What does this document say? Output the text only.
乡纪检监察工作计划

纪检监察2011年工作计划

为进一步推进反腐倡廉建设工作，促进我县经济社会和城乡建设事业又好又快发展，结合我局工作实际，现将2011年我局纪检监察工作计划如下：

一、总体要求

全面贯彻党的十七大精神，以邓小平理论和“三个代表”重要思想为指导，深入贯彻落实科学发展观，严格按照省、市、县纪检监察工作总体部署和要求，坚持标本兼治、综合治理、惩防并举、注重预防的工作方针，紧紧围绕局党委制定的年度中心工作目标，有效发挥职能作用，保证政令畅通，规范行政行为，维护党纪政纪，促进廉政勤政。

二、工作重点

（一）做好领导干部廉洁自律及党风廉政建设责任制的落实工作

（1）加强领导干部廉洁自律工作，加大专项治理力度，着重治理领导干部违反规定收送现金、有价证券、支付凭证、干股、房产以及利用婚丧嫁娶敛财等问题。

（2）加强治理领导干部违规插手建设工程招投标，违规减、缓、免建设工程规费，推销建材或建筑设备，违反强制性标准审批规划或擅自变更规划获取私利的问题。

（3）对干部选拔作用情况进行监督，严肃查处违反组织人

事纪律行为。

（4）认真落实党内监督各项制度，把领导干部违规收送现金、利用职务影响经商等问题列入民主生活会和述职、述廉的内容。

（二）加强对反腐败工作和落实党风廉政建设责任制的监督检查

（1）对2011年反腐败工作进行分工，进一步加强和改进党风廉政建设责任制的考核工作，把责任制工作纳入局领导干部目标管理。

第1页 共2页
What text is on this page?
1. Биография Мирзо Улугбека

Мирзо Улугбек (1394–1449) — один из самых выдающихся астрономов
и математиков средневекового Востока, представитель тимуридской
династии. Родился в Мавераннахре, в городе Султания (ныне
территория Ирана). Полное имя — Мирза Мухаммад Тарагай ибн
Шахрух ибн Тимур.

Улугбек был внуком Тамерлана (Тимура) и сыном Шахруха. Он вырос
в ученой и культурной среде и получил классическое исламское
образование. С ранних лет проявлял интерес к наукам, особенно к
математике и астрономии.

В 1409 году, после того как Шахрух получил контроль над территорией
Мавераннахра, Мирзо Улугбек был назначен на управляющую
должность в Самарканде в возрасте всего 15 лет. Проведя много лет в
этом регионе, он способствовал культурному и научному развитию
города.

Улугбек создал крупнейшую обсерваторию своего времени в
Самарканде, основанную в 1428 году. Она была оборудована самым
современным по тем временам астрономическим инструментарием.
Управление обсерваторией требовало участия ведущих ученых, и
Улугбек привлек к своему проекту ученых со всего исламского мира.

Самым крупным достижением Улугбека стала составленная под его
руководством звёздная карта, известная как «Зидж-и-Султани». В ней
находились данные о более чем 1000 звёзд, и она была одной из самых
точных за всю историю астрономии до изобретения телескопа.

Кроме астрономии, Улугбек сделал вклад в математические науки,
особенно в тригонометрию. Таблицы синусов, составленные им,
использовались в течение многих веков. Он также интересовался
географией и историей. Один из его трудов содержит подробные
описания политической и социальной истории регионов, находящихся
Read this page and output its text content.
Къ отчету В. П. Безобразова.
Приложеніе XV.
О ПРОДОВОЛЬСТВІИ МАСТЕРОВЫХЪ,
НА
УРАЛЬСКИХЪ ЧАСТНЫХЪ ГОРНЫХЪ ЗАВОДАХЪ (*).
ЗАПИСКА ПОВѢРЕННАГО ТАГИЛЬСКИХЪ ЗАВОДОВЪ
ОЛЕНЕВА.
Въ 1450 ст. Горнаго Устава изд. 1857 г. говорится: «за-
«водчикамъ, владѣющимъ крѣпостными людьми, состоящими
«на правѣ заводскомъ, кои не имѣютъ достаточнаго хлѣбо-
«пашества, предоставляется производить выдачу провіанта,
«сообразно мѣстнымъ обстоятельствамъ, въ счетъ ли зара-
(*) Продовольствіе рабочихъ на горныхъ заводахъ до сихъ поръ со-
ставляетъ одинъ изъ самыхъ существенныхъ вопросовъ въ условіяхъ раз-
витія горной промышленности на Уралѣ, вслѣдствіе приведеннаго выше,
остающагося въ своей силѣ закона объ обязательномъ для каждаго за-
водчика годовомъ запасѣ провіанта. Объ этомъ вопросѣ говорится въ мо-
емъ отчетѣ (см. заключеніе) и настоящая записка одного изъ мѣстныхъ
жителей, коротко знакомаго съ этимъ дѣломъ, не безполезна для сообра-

● ● ●

How many of the lines in the listing above hold the word "была"? Report only that figure.

◆ Full answer: 2